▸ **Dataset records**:
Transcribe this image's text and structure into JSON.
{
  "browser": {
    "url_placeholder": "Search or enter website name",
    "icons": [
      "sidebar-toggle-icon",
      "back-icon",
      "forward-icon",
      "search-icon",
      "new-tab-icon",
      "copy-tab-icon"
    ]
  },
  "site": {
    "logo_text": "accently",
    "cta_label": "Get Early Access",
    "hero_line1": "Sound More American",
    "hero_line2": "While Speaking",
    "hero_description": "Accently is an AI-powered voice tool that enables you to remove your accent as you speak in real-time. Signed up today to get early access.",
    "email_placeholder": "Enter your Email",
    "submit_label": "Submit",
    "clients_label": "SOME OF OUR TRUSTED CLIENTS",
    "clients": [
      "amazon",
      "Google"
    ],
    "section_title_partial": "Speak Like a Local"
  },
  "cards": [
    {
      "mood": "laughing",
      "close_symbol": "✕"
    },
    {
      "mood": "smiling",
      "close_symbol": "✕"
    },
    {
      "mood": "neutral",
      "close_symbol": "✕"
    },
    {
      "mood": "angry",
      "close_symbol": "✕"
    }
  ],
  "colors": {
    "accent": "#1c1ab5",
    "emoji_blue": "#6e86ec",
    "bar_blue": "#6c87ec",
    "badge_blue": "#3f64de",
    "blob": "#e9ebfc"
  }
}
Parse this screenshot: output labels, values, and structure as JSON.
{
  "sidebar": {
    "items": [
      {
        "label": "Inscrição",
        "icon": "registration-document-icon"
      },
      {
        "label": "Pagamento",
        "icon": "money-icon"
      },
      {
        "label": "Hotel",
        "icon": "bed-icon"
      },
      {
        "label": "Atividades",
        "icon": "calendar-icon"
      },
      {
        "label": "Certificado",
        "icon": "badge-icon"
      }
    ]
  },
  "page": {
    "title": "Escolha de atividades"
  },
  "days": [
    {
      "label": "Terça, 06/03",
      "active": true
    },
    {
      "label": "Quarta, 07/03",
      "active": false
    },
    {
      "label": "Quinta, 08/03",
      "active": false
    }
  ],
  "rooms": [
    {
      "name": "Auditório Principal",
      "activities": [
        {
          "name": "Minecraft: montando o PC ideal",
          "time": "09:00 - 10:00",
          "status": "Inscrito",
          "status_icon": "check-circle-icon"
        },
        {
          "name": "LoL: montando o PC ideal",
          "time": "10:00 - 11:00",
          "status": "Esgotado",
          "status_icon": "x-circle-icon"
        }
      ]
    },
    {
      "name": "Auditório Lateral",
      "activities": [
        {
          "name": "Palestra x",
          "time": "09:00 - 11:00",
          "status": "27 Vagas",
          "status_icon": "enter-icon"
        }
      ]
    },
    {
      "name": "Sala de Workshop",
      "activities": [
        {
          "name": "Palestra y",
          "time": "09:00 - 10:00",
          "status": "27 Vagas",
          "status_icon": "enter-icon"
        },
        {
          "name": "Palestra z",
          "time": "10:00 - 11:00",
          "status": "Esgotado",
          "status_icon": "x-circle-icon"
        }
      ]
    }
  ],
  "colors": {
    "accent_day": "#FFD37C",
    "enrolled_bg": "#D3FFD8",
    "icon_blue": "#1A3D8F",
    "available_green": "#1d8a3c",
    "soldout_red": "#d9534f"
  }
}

▸ **WHAT THE TASK ASKS**: Look through the data and gather every line with the string "your" in it.

▸ **ANSWER FOR THIS EXERCISE**:
    "hero_description": "Accently is an AI-powered voice tool that enables you to remove your accent as you speak in real-time. Signed up today to get early access.",
    "email_placeholder": "Enter your Email",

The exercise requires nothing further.